*The task*
Report each line of the data that includes the word "społecznego".
- - - - - - -
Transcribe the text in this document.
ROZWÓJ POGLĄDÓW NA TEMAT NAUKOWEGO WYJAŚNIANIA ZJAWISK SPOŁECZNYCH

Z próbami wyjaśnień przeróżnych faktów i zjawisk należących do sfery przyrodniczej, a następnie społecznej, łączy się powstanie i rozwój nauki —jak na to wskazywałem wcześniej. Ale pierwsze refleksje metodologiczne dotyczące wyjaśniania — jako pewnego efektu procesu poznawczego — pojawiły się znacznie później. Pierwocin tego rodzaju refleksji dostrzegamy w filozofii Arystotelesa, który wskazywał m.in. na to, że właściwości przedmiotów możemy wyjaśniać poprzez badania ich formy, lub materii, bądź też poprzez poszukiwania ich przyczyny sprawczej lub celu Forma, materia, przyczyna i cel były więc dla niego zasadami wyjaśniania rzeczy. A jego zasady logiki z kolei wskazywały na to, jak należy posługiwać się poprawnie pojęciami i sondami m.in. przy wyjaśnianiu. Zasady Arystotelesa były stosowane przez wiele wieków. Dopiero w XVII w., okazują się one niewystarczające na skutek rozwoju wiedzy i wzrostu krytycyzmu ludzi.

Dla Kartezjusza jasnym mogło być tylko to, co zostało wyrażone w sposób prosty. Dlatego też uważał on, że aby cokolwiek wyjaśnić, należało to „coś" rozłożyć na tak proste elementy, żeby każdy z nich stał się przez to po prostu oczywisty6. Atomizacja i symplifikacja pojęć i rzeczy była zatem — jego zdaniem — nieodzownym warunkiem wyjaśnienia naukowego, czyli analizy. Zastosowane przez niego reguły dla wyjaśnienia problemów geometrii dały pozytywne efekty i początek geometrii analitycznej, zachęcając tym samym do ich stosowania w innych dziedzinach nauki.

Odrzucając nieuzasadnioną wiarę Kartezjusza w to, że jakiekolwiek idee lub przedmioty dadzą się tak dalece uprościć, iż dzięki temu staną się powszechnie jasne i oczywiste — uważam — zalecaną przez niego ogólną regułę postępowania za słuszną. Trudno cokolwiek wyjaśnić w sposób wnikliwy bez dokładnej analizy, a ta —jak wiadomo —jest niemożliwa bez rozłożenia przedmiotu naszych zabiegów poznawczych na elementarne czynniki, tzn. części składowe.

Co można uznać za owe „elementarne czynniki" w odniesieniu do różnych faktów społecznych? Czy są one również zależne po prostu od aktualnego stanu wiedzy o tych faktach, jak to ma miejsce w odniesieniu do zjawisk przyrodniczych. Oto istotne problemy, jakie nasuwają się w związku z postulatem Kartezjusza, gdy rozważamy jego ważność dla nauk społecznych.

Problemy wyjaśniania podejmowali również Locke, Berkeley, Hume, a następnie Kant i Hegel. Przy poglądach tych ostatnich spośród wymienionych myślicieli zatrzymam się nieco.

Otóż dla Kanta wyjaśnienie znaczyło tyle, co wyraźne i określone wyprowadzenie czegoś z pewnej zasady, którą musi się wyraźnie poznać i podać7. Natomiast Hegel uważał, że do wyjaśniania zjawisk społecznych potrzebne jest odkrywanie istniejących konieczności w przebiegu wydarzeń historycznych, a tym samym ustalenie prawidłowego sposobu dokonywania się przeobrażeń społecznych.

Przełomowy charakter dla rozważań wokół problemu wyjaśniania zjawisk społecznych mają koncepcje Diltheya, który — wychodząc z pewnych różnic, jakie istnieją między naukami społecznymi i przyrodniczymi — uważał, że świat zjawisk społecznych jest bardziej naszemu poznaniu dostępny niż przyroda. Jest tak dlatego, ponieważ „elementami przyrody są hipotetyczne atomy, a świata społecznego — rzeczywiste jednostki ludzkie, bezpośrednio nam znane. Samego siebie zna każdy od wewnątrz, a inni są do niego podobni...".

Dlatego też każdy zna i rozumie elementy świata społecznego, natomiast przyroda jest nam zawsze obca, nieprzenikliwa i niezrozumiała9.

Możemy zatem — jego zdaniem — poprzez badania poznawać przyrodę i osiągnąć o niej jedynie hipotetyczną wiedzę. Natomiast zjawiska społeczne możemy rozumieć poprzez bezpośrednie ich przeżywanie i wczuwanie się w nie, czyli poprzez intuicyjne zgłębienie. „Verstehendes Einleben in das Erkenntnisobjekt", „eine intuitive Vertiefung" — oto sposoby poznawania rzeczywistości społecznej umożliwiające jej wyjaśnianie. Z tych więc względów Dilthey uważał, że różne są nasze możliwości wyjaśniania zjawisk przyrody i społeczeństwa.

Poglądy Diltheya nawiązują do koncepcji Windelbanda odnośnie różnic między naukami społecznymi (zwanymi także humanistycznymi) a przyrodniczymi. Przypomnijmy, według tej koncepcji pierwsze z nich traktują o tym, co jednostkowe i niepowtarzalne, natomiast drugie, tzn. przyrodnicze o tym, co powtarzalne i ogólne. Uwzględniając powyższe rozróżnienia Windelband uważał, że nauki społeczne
- - - - - - -
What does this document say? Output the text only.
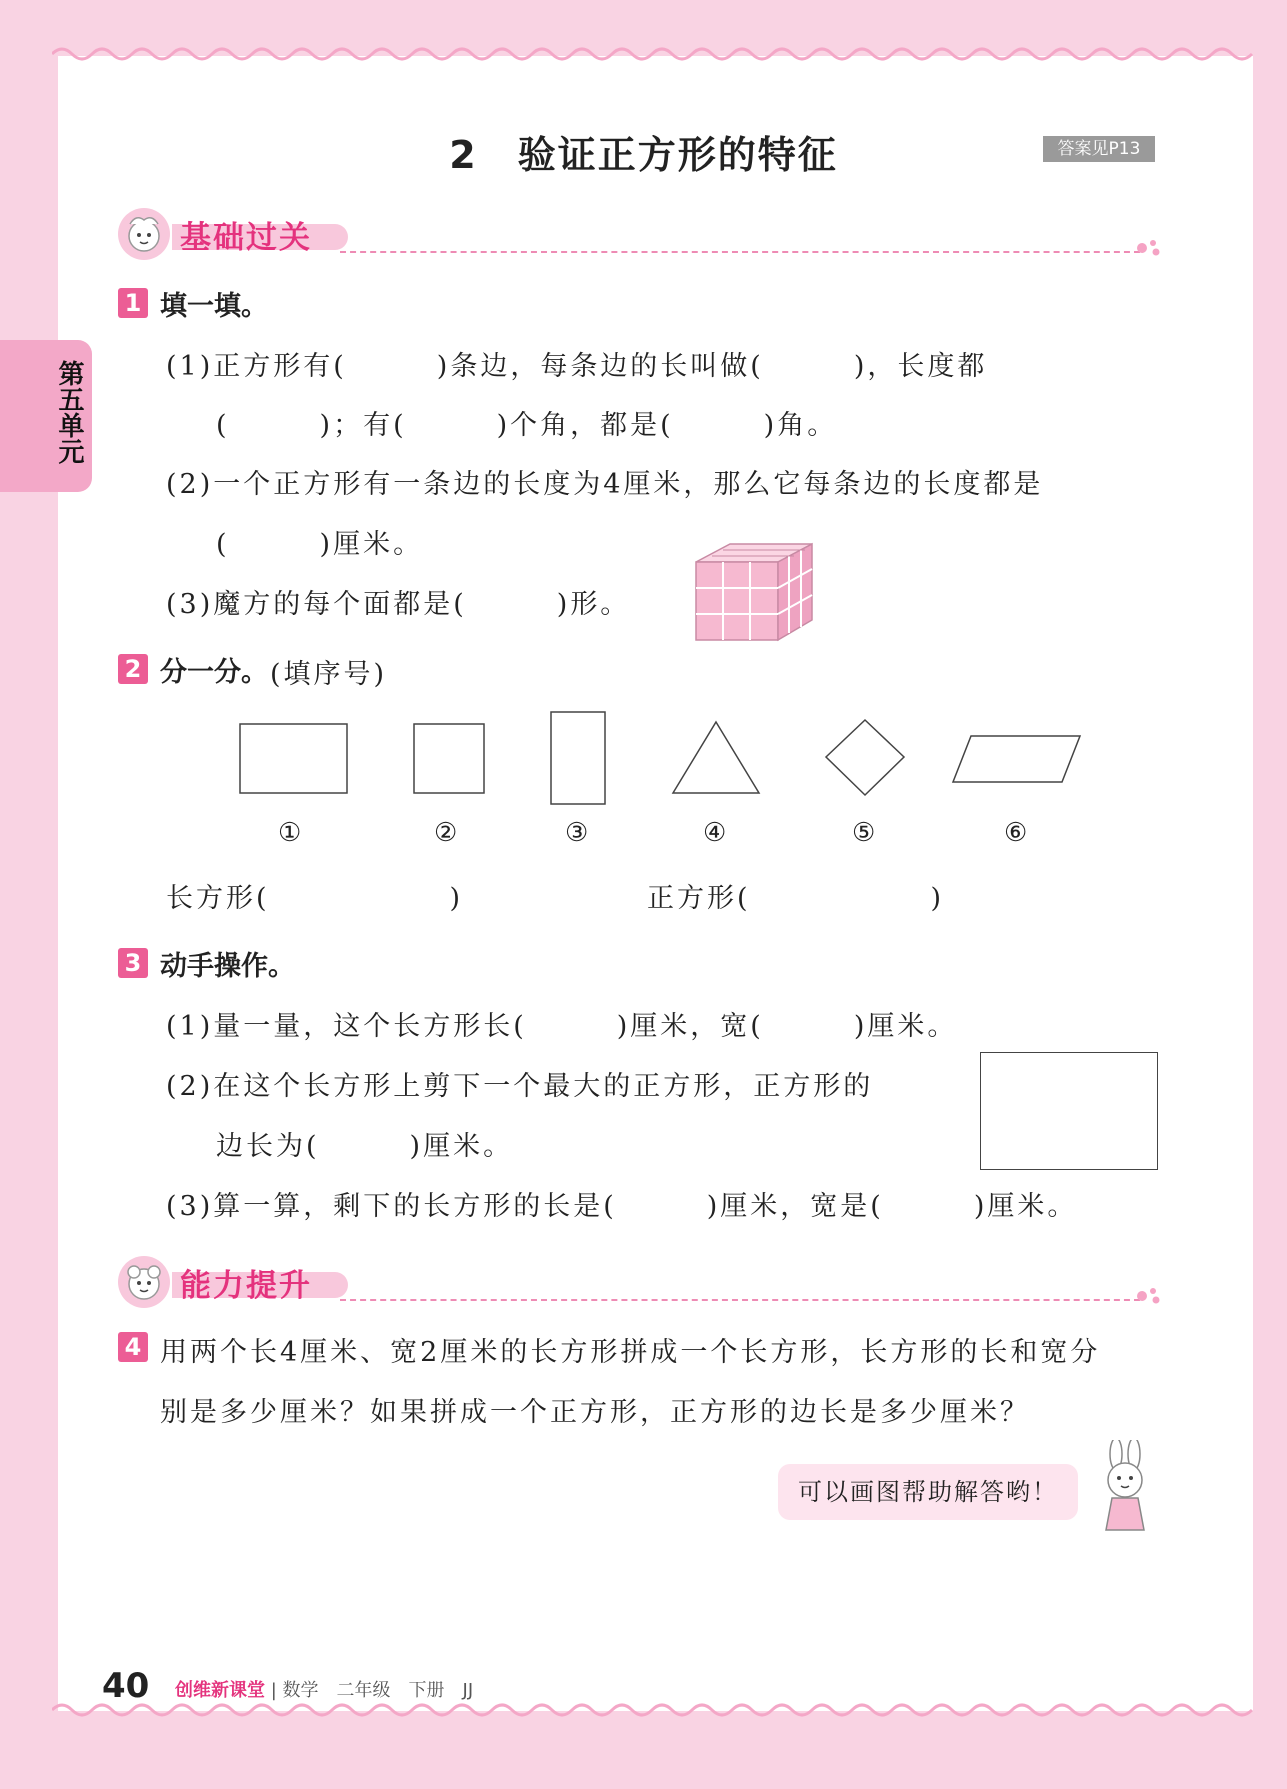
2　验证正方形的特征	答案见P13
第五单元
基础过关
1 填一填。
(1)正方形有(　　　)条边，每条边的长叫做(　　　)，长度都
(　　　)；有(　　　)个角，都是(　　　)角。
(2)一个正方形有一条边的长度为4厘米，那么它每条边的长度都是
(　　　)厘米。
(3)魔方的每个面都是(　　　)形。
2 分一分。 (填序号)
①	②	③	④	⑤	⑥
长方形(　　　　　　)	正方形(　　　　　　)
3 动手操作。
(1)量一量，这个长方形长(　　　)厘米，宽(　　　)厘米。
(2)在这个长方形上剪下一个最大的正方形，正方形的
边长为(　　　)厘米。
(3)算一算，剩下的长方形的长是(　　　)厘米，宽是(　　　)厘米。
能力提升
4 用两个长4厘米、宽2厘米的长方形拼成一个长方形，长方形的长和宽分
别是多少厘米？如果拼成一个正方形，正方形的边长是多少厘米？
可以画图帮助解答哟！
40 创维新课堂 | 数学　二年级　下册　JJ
- - - - - - -
*Answer for this exercise*
Przełomowy charakter dla rozważań wokół problemu wyjaśniania zjawisk społecznych mają koncepcje Diltheya, który — wychodząc z pewnych różnic, jakie istnieją między naukami społecznymi i przyrodniczymi — uważał, że świat zjawisk społecznych jest bardziej naszemu poznaniu dostępny niż przyroda. Jest tak dlatego, ponieważ „elementami przyrody są hipotetyczne atomy, a świata społecznego — rzeczywiste jednostki ludzkie, bezpośrednio nam znane. Samego siebie zna każdy od wewnątrz, a inni są do niego podobni...".
Dlatego też każdy zna i rozumie elementy świata społecznego, natomiast przyroda jest nam zawsze obca, nieprzenikliwa i niezrozumiała9.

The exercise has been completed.